▶ [Given task]: In the records below, pick out all lines containing the word "রহণক".

▶ [Data shown]:

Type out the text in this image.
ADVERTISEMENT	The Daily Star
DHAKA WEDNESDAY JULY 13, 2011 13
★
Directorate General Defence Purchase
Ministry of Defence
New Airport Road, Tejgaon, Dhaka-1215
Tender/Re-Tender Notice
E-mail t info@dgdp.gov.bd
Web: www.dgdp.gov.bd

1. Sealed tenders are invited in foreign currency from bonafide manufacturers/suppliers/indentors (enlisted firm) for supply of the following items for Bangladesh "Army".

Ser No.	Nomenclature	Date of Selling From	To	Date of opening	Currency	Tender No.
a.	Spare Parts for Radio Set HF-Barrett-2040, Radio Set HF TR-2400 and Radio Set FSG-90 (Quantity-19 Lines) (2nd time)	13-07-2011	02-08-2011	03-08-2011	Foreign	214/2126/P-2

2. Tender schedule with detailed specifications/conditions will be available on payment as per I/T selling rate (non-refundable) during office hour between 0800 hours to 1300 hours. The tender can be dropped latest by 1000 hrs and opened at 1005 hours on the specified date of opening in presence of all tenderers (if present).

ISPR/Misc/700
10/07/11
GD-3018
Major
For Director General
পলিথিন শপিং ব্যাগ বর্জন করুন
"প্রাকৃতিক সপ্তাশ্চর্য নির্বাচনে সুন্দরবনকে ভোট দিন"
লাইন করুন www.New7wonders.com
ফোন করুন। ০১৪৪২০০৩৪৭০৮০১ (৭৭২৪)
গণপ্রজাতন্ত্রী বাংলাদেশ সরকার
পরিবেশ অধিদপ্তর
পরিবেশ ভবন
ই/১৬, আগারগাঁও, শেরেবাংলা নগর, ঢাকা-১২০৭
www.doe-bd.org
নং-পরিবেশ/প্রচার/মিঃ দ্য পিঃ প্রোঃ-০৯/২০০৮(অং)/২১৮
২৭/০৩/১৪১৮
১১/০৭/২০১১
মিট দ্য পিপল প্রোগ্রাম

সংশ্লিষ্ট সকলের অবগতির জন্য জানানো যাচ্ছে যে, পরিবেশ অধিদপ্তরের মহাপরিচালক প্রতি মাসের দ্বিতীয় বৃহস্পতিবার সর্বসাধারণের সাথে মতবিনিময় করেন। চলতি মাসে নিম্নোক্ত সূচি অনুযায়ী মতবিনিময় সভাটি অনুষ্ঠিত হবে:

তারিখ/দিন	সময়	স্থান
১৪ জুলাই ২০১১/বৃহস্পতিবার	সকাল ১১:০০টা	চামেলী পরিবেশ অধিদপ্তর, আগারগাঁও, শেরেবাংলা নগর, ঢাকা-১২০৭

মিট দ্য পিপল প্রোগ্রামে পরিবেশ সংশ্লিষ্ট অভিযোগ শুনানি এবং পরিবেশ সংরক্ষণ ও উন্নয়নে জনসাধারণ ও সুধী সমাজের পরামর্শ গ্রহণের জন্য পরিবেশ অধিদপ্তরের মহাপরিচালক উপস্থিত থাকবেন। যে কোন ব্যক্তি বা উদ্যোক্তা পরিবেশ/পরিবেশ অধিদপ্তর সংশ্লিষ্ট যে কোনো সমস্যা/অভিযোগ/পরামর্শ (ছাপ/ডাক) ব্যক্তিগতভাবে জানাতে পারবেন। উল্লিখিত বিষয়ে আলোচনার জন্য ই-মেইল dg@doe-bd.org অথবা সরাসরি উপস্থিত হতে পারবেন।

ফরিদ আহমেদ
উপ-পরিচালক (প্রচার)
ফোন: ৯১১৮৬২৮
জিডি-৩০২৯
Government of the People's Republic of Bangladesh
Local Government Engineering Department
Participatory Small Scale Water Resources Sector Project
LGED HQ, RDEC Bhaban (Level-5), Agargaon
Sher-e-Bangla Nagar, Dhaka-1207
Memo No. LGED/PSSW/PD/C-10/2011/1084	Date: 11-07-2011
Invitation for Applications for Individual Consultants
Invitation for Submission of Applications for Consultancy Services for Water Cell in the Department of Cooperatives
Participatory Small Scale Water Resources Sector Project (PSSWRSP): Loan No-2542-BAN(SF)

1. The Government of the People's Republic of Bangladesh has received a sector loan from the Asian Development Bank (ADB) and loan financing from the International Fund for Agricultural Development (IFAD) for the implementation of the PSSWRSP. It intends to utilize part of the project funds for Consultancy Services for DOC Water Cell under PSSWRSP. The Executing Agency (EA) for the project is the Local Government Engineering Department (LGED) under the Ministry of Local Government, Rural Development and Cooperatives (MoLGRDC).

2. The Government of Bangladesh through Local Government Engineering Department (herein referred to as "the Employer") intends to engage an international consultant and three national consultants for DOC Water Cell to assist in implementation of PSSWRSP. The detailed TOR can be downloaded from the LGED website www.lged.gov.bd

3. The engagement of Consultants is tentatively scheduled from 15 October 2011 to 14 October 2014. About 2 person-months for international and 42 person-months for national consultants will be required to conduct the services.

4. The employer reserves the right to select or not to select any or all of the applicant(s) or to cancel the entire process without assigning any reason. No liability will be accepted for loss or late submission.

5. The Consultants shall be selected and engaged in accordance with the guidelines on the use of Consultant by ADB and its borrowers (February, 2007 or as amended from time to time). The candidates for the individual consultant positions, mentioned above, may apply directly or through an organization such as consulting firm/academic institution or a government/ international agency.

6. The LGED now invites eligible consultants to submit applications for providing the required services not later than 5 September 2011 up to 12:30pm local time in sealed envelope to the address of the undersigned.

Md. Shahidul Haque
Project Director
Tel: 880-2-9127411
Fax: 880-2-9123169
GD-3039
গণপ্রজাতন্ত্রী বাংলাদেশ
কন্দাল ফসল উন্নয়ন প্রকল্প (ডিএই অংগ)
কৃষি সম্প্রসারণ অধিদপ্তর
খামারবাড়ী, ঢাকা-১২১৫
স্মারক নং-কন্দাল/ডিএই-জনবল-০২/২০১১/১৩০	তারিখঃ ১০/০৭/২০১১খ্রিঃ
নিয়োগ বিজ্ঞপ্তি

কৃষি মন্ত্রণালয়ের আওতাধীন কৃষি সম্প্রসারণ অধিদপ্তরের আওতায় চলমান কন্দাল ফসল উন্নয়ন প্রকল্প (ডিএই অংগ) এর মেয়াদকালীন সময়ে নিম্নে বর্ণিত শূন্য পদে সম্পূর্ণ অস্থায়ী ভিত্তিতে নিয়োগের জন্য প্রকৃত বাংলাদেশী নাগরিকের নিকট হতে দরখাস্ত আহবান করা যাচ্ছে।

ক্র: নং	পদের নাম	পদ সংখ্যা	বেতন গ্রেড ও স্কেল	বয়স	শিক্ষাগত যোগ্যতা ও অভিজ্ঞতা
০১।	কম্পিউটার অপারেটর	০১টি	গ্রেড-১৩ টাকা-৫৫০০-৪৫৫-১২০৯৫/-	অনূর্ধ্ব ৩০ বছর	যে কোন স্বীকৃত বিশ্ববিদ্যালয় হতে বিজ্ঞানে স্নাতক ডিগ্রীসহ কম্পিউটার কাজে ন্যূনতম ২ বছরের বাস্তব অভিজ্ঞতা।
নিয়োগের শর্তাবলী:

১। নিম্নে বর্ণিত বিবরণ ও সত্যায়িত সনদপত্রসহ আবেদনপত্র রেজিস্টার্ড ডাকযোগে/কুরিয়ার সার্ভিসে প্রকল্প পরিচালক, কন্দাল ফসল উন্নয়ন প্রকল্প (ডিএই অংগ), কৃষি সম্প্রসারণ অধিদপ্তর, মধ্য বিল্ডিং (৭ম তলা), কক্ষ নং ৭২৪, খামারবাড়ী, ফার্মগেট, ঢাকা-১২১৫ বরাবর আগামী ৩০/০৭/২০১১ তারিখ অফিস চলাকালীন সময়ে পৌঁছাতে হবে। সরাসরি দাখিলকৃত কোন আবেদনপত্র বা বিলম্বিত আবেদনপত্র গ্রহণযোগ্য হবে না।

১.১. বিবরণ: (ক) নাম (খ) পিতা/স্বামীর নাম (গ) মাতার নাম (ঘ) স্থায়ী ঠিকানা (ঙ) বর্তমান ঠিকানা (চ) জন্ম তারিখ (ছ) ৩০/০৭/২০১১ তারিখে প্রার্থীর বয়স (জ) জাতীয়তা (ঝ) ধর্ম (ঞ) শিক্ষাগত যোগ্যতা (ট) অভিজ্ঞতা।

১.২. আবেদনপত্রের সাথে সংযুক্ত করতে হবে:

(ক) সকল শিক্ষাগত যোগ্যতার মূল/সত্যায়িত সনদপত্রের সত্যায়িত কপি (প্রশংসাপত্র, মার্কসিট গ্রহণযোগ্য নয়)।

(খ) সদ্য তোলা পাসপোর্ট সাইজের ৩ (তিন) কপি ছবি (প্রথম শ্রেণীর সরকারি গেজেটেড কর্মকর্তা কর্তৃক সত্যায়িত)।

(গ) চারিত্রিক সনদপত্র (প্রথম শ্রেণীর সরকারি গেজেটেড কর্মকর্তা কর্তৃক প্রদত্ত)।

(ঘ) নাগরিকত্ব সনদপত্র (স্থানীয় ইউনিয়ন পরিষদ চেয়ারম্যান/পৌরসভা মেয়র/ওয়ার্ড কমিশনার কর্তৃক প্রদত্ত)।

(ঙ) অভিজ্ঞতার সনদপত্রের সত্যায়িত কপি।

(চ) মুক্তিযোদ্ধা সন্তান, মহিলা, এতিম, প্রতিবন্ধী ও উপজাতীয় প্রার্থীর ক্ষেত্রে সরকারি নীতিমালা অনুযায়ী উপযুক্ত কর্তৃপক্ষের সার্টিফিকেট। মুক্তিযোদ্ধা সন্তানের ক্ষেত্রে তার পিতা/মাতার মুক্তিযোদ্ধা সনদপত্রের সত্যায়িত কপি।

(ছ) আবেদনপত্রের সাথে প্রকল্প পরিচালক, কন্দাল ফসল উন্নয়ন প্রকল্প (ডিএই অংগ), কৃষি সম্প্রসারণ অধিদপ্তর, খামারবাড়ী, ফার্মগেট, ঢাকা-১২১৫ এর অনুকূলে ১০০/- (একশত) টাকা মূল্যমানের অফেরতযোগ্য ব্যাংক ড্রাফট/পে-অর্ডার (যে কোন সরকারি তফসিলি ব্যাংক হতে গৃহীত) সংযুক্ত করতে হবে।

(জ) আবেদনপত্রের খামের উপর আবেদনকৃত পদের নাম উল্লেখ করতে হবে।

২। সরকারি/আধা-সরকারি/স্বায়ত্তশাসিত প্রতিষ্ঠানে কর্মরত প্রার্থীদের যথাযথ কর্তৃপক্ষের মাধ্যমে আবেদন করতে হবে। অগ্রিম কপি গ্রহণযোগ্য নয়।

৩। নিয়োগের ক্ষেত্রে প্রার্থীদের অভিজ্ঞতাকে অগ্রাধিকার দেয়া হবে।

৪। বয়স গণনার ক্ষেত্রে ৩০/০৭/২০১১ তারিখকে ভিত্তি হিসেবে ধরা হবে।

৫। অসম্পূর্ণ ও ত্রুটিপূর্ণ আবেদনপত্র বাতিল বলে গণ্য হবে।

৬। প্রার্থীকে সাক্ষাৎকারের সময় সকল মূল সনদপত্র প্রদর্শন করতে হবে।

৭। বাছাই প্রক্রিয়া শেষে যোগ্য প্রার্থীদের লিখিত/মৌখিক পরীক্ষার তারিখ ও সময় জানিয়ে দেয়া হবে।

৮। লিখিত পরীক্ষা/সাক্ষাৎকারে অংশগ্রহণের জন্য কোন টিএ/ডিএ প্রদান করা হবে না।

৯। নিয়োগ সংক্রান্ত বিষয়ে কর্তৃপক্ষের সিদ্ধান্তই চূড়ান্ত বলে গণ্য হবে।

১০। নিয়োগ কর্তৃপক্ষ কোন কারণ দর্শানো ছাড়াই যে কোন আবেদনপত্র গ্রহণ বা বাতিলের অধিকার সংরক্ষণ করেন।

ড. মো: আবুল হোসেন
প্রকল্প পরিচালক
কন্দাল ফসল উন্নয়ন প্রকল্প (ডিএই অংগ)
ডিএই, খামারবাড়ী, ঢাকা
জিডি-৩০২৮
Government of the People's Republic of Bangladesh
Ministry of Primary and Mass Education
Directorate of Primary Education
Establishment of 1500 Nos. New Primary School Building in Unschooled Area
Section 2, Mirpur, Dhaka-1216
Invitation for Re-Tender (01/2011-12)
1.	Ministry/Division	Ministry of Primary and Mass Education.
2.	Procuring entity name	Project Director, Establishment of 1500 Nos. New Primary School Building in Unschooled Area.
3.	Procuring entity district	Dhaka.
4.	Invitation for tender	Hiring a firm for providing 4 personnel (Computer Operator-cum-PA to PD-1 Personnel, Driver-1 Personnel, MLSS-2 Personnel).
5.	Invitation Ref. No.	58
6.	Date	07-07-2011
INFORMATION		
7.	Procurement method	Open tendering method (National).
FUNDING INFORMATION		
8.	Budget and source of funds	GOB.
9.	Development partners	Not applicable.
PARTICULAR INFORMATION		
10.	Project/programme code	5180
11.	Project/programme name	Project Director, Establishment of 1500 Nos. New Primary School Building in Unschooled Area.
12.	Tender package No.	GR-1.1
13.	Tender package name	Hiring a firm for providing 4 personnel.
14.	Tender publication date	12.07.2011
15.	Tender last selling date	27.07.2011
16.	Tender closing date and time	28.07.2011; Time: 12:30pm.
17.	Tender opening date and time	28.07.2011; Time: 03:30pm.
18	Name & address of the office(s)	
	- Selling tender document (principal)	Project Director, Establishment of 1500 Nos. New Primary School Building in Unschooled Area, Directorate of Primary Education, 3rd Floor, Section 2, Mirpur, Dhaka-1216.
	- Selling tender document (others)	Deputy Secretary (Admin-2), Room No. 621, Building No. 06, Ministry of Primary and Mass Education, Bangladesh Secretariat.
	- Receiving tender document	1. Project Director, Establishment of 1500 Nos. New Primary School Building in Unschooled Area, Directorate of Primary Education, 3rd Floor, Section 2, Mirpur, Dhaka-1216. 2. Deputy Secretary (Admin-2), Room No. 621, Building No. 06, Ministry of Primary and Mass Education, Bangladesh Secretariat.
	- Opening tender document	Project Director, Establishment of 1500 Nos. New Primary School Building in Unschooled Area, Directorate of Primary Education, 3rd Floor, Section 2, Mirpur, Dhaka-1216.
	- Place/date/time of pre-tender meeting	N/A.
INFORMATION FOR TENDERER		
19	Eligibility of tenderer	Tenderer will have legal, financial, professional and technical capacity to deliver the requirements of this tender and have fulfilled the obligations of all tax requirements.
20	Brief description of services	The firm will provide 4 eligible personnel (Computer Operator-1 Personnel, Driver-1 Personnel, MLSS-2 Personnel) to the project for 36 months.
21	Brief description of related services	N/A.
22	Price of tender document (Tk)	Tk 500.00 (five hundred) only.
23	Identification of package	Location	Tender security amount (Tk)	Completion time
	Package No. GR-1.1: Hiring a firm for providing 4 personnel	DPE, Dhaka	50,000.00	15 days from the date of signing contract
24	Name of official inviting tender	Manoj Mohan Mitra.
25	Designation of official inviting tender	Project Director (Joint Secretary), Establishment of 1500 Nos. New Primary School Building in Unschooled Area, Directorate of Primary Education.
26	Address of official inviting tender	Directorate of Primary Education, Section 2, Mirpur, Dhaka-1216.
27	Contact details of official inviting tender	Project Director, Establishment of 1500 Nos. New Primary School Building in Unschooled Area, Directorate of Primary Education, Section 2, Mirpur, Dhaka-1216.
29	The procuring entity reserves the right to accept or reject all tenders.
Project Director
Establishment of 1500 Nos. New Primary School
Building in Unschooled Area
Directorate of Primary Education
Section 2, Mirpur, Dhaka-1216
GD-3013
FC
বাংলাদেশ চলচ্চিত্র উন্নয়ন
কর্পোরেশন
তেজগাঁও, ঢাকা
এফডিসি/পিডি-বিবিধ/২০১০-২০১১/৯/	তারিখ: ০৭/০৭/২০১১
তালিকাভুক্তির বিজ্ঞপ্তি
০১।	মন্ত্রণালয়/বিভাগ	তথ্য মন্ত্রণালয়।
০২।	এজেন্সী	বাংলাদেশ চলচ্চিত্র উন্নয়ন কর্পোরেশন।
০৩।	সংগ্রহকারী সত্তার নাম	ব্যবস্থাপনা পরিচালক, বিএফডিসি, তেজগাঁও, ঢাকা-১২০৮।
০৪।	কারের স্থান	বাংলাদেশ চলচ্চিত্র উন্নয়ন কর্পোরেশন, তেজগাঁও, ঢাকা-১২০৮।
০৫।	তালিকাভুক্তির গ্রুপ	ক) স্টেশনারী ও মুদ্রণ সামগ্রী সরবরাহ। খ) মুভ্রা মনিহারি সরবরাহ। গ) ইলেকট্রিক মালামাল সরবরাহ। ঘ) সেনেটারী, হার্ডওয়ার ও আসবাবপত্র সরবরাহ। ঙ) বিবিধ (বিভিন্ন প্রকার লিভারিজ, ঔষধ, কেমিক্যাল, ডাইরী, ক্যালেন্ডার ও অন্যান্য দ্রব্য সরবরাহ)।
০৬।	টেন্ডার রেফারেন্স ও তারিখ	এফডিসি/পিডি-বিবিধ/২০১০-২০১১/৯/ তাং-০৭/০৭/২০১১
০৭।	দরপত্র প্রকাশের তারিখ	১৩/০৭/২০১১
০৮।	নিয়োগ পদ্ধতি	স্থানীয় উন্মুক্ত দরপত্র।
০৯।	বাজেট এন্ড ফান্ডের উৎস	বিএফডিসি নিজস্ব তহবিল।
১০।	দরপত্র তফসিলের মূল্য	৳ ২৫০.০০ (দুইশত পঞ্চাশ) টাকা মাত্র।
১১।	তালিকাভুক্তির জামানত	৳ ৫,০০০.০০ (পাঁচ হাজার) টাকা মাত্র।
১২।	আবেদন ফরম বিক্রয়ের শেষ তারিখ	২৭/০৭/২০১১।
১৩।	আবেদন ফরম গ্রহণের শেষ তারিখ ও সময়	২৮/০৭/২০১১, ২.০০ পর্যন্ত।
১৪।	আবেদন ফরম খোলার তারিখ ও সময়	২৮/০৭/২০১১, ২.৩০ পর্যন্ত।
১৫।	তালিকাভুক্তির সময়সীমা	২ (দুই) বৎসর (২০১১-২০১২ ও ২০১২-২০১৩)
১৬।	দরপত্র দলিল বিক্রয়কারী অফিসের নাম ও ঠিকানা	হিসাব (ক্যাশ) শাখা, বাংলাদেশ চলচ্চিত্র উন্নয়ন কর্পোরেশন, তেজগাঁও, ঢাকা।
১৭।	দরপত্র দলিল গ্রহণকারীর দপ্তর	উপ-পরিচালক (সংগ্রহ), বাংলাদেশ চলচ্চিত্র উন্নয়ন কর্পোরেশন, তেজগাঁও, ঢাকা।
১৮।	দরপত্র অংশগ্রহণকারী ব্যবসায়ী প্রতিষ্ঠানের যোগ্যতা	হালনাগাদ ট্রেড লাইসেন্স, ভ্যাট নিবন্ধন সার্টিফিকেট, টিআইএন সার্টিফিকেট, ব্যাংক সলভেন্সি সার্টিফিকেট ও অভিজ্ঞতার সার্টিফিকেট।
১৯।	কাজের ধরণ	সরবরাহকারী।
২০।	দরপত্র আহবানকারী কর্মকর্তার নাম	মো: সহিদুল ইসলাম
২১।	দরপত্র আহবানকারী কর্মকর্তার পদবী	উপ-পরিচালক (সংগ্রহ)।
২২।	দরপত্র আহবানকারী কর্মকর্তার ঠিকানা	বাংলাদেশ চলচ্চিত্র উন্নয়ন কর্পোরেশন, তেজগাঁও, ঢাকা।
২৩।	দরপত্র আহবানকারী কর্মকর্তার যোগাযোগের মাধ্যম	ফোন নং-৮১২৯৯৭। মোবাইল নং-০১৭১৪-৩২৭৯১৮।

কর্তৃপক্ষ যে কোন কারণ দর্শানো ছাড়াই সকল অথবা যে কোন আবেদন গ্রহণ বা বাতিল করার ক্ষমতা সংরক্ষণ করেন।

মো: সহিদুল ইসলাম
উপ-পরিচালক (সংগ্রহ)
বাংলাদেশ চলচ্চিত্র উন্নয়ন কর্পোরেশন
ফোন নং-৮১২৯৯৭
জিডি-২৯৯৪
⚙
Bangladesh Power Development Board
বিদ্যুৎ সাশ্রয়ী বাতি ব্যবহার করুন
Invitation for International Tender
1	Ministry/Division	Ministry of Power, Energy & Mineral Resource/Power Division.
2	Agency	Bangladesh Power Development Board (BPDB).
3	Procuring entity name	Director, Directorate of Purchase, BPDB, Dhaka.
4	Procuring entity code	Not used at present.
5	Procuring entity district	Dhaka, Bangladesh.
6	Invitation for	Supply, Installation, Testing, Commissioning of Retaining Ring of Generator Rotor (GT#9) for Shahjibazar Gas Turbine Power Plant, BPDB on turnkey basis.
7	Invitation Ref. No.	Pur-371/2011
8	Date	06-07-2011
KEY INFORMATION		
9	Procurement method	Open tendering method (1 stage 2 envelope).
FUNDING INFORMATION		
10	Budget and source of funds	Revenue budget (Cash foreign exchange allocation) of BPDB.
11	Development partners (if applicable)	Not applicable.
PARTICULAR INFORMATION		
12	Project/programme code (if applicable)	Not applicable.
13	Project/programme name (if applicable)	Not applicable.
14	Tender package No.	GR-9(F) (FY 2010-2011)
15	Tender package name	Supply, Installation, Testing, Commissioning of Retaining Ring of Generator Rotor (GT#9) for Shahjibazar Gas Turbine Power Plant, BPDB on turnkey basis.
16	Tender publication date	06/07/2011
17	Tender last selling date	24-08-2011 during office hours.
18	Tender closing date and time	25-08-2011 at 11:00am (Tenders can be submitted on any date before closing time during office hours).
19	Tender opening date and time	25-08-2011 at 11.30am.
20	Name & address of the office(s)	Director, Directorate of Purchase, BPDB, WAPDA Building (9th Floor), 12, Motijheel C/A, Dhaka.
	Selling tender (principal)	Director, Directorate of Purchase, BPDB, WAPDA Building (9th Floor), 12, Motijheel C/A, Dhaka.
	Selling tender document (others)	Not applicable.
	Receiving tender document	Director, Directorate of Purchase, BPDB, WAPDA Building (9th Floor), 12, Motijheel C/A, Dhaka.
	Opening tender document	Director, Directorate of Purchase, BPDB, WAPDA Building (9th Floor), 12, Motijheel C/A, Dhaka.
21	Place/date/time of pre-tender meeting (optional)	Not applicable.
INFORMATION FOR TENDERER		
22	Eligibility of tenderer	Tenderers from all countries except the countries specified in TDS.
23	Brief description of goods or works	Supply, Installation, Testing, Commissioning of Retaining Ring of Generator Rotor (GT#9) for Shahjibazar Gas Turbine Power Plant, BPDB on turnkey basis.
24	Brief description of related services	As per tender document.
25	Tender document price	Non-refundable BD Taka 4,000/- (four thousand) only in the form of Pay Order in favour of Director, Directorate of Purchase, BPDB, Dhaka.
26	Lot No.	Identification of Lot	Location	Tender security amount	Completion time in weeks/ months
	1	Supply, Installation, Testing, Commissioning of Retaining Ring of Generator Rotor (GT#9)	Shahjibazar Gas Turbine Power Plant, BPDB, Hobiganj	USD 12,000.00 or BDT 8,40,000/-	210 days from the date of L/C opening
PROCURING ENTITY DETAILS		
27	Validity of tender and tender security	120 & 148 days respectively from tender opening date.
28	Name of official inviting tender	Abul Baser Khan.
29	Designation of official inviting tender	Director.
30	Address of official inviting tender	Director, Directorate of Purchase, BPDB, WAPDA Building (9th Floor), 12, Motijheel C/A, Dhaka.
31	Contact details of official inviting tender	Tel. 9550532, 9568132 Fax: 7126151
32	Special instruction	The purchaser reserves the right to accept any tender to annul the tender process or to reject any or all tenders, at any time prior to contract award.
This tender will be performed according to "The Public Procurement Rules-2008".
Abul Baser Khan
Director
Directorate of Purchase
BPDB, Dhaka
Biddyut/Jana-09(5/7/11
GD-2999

▶ [Exercise result]:
১৭।	দরপত্র দলিল গ্রহণকারীর দপ্তর	উপ-পরিচালক (সংগ্রহ), বাংলাদেশ চলচ্চিত্র উন্নয়ন কর্পোরেশন, তেজগাঁও, ঢাকা।
১৮।	দরপত্র অংশগ্রহণকারী ব্যবসায়ী প্রতিষ্ঠানের যোগ্যতা	হালনাগাদ ট্রেড লাইসেন্স, ভ্যাট নিবন্ধন সার্টিফিকেট, টিআইএন সার্টিফিকেট, ব্যাংক সলভেন্সি সার্টিফিকেট ও অভিজ্ঞতার সার্টিফিকেট।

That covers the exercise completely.